TO DO: Pull out every line with the word "JSON".

STORED RECORDS:
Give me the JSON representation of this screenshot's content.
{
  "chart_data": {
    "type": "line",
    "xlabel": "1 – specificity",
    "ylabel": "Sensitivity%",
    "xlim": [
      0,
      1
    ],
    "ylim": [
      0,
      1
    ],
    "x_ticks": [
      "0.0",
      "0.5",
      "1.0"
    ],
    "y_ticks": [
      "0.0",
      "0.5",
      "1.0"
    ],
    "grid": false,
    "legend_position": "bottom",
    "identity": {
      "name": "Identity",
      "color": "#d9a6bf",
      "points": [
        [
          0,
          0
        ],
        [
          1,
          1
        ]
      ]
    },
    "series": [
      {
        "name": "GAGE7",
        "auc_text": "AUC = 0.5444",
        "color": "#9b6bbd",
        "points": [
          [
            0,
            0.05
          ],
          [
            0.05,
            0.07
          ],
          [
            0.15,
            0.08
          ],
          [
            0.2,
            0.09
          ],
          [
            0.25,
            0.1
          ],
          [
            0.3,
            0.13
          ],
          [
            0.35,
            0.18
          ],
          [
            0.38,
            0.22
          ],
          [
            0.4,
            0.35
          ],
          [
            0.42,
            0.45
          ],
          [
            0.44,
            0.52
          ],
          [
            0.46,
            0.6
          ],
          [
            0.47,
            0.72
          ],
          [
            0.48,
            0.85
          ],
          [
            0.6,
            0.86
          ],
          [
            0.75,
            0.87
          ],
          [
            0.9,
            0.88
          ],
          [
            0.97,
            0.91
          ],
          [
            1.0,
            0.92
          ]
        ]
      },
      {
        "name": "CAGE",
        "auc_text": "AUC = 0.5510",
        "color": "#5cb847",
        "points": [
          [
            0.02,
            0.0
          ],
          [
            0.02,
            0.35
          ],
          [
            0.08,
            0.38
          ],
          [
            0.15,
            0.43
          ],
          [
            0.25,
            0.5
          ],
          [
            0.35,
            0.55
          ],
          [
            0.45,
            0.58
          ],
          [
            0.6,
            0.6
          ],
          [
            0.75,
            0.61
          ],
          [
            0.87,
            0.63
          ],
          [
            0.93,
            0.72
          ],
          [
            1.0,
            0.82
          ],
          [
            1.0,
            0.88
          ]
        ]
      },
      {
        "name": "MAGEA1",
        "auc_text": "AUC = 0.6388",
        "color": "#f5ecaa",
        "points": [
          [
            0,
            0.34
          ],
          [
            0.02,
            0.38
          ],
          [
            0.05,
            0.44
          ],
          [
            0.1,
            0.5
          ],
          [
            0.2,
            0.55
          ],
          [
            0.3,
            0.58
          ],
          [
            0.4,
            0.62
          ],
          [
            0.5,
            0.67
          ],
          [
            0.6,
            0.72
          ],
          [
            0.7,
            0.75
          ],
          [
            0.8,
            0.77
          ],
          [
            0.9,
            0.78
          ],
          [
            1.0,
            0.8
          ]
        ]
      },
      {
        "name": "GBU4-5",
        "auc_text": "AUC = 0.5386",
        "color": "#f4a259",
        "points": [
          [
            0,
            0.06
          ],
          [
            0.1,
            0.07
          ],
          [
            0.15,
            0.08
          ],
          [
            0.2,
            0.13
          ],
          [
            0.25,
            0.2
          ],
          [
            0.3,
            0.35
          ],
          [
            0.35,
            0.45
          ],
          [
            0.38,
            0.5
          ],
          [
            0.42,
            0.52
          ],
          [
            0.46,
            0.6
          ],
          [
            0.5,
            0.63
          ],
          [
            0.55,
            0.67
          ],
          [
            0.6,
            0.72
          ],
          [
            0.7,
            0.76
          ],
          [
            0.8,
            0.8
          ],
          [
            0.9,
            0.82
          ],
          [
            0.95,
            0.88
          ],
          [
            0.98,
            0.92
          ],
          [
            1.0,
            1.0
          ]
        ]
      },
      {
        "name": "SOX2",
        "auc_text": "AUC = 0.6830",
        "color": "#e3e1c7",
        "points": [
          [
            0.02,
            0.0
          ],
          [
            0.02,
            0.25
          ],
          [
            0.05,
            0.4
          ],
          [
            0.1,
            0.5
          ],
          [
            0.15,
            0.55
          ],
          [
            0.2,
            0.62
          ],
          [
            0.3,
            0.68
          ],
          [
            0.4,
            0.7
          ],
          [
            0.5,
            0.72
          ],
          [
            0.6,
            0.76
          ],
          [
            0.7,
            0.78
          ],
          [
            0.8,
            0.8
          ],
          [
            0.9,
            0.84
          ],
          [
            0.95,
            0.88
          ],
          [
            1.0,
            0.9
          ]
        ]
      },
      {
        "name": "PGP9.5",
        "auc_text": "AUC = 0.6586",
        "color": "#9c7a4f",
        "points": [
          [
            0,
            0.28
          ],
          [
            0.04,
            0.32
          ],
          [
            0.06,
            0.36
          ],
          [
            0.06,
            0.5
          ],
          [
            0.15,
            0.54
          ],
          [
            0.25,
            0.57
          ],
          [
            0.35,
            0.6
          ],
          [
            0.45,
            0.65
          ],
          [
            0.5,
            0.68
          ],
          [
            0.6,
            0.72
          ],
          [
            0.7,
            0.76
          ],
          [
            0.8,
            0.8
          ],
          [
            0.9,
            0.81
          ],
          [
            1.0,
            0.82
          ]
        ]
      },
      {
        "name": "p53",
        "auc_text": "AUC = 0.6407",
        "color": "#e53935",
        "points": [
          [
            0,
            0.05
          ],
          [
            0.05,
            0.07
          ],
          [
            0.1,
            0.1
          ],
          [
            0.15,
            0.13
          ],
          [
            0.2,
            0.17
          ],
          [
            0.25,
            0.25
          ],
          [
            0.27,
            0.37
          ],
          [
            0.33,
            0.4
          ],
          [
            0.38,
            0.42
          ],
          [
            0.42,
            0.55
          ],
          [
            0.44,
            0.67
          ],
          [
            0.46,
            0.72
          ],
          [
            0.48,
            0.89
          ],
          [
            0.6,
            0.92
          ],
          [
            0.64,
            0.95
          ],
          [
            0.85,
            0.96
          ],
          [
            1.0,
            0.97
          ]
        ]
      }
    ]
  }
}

---

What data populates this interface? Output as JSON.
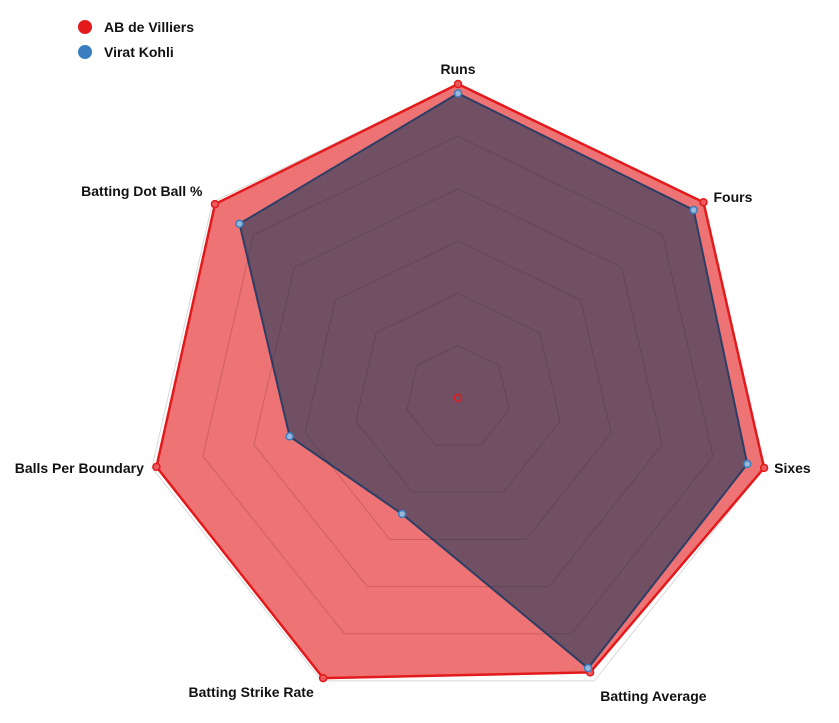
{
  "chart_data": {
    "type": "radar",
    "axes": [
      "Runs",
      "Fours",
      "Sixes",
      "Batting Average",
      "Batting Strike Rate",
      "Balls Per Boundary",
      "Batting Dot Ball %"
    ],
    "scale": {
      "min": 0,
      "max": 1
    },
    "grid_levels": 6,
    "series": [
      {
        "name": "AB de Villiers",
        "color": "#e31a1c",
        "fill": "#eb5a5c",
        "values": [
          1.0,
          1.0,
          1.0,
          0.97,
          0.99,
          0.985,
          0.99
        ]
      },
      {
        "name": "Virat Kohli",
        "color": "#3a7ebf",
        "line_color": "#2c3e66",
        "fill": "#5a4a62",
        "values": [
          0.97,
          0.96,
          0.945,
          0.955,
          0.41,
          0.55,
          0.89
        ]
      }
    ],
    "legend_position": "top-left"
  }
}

RESULT FOR THIS EXERCISE:
Give me the JSON representation of this screenshot's content.
What data populates this interface? Output as JSON.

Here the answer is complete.